● Directive: Find every line in the records below that holds the word "eller" and copy it.

● Extracted information:
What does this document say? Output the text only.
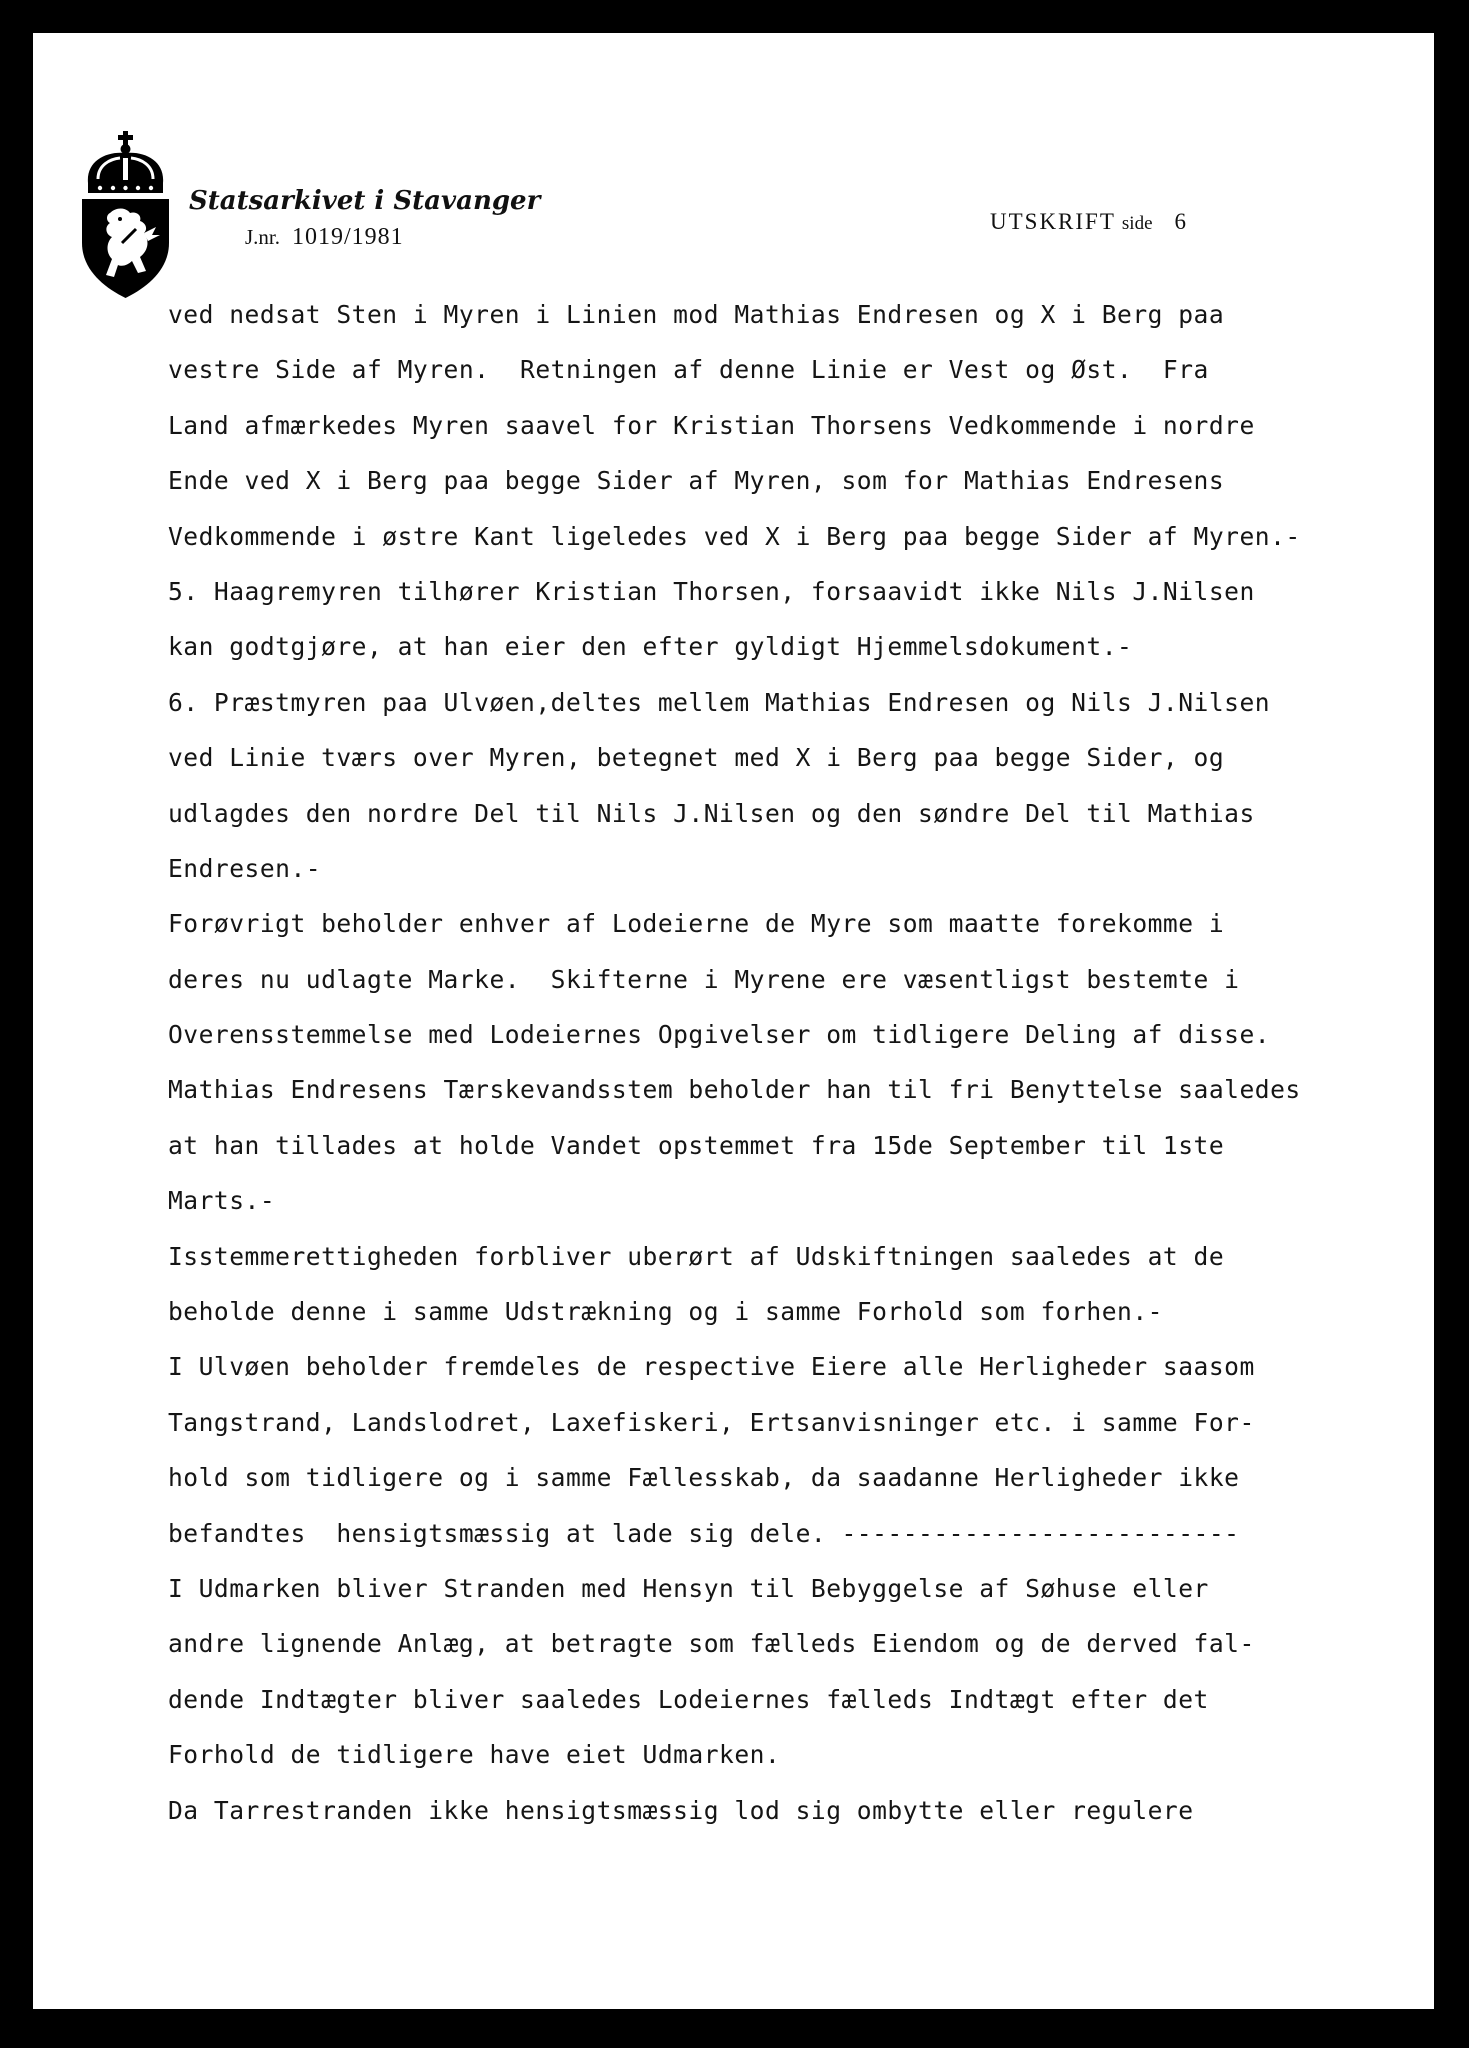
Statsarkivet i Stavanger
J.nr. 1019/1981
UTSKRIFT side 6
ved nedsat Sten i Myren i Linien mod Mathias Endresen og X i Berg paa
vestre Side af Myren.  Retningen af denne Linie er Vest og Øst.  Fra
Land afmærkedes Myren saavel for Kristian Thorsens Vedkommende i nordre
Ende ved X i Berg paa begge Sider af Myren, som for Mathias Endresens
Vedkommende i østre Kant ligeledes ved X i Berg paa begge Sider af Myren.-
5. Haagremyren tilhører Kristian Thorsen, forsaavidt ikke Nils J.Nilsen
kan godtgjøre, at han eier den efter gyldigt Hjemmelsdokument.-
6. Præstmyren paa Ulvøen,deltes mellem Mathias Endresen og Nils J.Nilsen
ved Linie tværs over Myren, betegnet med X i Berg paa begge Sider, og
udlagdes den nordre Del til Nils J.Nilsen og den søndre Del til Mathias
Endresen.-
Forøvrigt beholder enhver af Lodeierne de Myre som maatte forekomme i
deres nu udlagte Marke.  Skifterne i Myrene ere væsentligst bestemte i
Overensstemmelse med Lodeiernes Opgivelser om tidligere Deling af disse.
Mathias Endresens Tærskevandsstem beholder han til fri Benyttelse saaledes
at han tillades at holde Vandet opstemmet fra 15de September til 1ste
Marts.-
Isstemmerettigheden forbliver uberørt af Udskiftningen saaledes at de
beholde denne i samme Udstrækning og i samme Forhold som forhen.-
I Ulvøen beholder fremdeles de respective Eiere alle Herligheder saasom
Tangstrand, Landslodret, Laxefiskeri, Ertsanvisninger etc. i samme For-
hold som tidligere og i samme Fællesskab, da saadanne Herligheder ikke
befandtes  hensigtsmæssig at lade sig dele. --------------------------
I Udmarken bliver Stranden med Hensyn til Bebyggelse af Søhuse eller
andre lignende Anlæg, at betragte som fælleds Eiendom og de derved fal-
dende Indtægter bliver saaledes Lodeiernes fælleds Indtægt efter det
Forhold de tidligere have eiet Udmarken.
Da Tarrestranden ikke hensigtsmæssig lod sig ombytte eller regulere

...

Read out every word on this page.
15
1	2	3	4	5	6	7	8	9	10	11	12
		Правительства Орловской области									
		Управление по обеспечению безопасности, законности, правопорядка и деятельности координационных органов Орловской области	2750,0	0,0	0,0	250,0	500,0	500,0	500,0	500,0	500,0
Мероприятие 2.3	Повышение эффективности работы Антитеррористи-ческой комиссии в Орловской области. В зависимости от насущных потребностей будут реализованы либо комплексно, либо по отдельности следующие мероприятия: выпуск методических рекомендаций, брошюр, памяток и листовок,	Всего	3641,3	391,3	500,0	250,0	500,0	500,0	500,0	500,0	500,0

● Result below:
I Udmarken bliver Stranden med Hensyn til Bebyggelse af Søhuse eller
Da Tarrestranden ikke hensigtsmæssig lod sig ombytte eller regulere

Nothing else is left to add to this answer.